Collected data
• • • • • • •

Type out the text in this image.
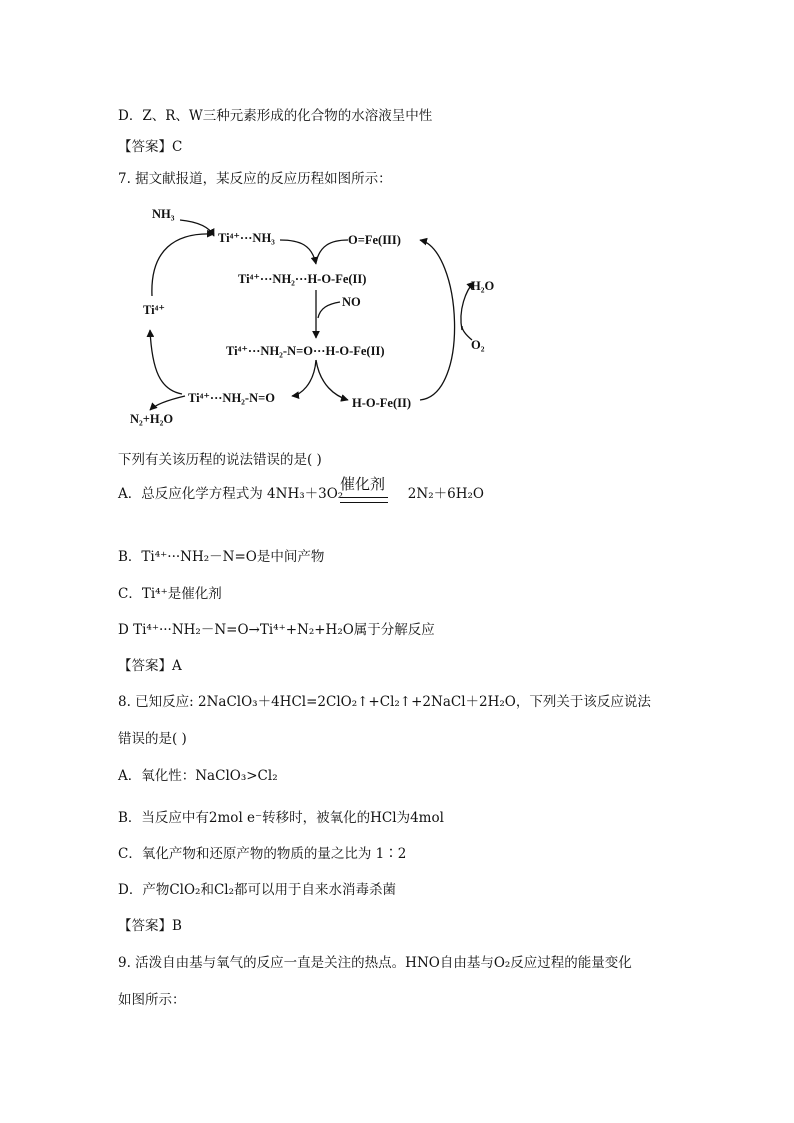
D．Z、R、W三种元素形成的化合物的水溶液呈中性
【答案】C
7. 据文献报道，某反应的反应历程如图所示：
NH₃
Ti⁴⁺···NH₃	O=Fe(III)
Ti⁴⁺···NH₂···H-O-Fe(II)
NO
Ti⁴⁺
H₂O
O₂
Ti⁴⁺···NH₂-N=O···H-O-Fe(II)
Ti⁴⁺···NH₂-N=O	H-O-Fe(II)
N₂+H₂O
下列有关该历程的说法错误的是( )
A．总反应化学方程式为 4NH₃＋3O₂	2N₂＋6H₂O
催化剂
B．Ti⁴⁺···NH₂－N=O是中间产物
C．Ti⁴⁺是催化剂
D Ti⁴⁺···NH₂－N=O→Ti⁴⁺+N₂+H₂O属于分解反应
【答案】A
8. 已知反应: 2NaClO₃＋4HCl=2ClO₂↑+Cl₂↑+2NaCl＋2H₂O，下列关于该反应说法
错误的是( )
A．氧化性：NaClO₃>Cl₂
B．当反应中有2mol e⁻转移时，被氧化的HCl为4mol
C．氧化产物和还原产物的物质的量之比为 1∶2
D．产物ClO₂和Cl₂都可以用于自来水消毒杀菌
【答案】B
9. 活泼自由基与氧气的反应一直是关注的热点。HNO自由基与O₂反应过程的能量变化
如图所示：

• • • • • • •

● **Work to complete**
Take the listing above and restate it word for word, without its pictures.

● **Solution to this problem**
Type out the text in this image.
D．Z、R、W三种元素形成的化合物的水溶液呈中性
【答案】C
7. 据文献报道，某反应的反应历程如图所示：
NH₃
Ti⁴⁺···NH₃	O=Fe(III)
Ti⁴⁺···NH₂···H-O-Fe(II)
NO
Ti⁴⁺
H₂O
O₂
Ti⁴⁺···NH₂-N=O···H-O-Fe(II)
Ti⁴⁺···NH₂-N=O	H-O-Fe(II)
N₂+H₂O
下列有关该历程的说法错误的是( )
A．总反应化学方程式为 4NH₃＋3O₂	2N₂＋6H₂O
催化剂
B．Ti⁴⁺···NH₂－N=O是中间产物
C．Ti⁴⁺是催化剂
D Ti⁴⁺···NH₂－N=O→Ti⁴⁺+N₂+H₂O属于分解反应
【答案】A
8. 已知反应: 2NaClO₃＋4HCl=2ClO₂↑+Cl₂↑+2NaCl＋2H₂O，下列关于该反应说法
错误的是( )
A．氧化性：NaClO₃>Cl₂
B．当反应中有2mol e⁻转移时，被氧化的HCl为4mol
C．氧化产物和还原产物的物质的量之比为 1∶2
D．产物ClO₂和Cl₂都可以用于自来水消毒杀菌
【答案】B
9. 活泼自由基与氧气的反应一直是关注的热点。HNO自由基与O₂反应过程的能量变化
如图所示：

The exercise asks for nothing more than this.